▶ Figure contents as structured data
-- begin --
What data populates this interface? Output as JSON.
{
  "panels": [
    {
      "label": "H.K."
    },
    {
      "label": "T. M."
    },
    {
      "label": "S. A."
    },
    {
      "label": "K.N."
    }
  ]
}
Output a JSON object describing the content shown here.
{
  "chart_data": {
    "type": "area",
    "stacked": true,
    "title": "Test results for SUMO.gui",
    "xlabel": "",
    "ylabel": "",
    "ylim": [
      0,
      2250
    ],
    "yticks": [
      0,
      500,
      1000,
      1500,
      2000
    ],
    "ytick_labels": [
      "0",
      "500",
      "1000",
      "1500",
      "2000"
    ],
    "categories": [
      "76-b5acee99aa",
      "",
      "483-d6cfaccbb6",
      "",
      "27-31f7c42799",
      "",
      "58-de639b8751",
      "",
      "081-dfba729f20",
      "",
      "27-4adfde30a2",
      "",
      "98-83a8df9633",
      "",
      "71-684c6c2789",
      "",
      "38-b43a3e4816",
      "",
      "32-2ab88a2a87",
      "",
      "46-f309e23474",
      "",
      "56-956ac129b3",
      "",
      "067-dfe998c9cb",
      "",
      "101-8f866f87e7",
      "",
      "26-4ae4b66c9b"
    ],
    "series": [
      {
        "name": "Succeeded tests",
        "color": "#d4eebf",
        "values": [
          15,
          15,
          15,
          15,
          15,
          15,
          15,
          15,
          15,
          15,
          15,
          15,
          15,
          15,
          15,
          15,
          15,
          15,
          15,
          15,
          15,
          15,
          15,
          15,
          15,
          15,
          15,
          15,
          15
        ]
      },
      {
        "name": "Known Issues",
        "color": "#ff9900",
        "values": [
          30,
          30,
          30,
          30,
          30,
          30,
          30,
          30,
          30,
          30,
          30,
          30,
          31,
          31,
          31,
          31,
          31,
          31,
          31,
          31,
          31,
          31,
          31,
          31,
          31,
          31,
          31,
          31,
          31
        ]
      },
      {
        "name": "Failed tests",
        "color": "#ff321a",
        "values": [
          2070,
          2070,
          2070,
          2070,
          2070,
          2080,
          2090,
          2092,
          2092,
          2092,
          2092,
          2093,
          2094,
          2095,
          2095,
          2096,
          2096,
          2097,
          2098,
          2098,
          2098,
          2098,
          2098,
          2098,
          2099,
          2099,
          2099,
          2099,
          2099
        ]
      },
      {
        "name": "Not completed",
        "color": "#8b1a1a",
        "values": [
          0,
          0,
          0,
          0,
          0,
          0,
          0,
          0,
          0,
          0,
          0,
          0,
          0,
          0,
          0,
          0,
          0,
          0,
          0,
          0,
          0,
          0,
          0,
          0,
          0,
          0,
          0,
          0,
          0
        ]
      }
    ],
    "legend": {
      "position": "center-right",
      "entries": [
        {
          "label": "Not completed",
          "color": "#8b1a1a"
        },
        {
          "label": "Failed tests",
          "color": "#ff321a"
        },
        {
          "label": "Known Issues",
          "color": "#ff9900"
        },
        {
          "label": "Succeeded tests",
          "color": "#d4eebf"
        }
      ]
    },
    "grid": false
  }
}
-- end --
▶ Given problem
Repeat back the data above, exact to the last character.

▶ Expected output
What data populates this interface? Output as JSON.
{
  "panels": [
    {
      "label": "H.K."
    },
    {
      "label": "T. M."
    },
    {
      "label": "S. A."
    },
    {
      "label": "K.N."
    }
  ]
}
Output a JSON object describing the content shown here.
{
  "chart_data": {
    "type": "area",
    "stacked": true,
    "title": "Test results for SUMO.gui",
    "xlabel": "",
    "ylabel": "",
    "ylim": [
      0,
      2250
    ],
    "yticks": [
      0,
      500,
      1000,
      1500,
      2000
    ],
    "ytick_labels": [
      "0",
      "500",
      "1000",
      "1500",
      "2000"
    ],
    "categories": [
      "76-b5acee99aa",
      "",
      "483-d6cfaccbb6",
      "",
      "27-31f7c42799",
      "",
      "58-de639b8751",
      "",
      "081-dfba729f20",
      "",
      "27-4adfde30a2",
      "",
      "98-83a8df9633",
      "",
      "71-684c6c2789",
      "",
      "38-b43a3e4816",
      "",
      "32-2ab88a2a87",
      "",
      "46-f309e23474",
      "",
      "56-956ac129b3",
      "",
      "067-dfe998c9cb",
      "",
      "101-8f866f87e7",
      "",
      "26-4ae4b66c9b"
    ],
    "series": [
      {
        "name": "Succeeded tests",
        "color": "#d4eebf",
        "values": [
          15,
          15,
          15,
          15,
          15,
          15,
          15,
          15,
          15,
          15,
          15,
          15,
          15,
          15,
          15,
          15,
          15,
          15,
          15,
          15,
          15,
          15,
          15,
          15,
          15,
          15,
          15,
          15,
          15
        ]
      },
      {
        "name": "Known Issues",
        "color": "#ff9900",
        "values": [
          30,
          30,
          30,
          30,
          30,
          30,
          30,
          30,
          30,
          30,
          30,
          30,
          31,
          31,
          31,
          31,
          31,
          31,
          31,
          31,
          31,
          31,
          31,
          31,
          31,
          31,
          31,
          31,
          31
        ]
      },
      {
        "name": "Failed tests",
        "color": "#ff321a",
        "values": [
          2070,
          2070,
          2070,
          2070,
          2070,
          2080,
          2090,
          2092,
          2092,
          2092,
          2092,
          2093,
          2094,
          2095,
          2095,
          2096,
          2096,
          2097,
          2098,
          2098,
          2098,
          2098,
          2098,
          2098,
          2099,
          2099,
          2099,
          2099,
          2099
        ]
      },
      {
        "name": "Not completed",
        "color": "#8b1a1a",
        "values": [
          0,
          0,
          0,
          0,
          0,
          0,
          0,
          0,
          0,
          0,
          0,
          0,
          0,
          0,
          0,
          0,
          0,
          0,
          0,
          0,
          0,
          0,
          0,
          0,
          0,
          0,
          0,
          0,
          0
        ]
      }
    ],
    "legend": {
      "position": "center-right",
      "entries": [
        {
          "label": "Not completed",
          "color": "#8b1a1a"
        },
        {
          "label": "Failed tests",
          "color": "#ff321a"
        },
        {
          "label": "Known Issues",
          "color": "#ff9900"
        },
        {
          "label": "Succeeded tests",
          "color": "#d4eebf"
        }
      ]
    },
    "grid": false
  }
}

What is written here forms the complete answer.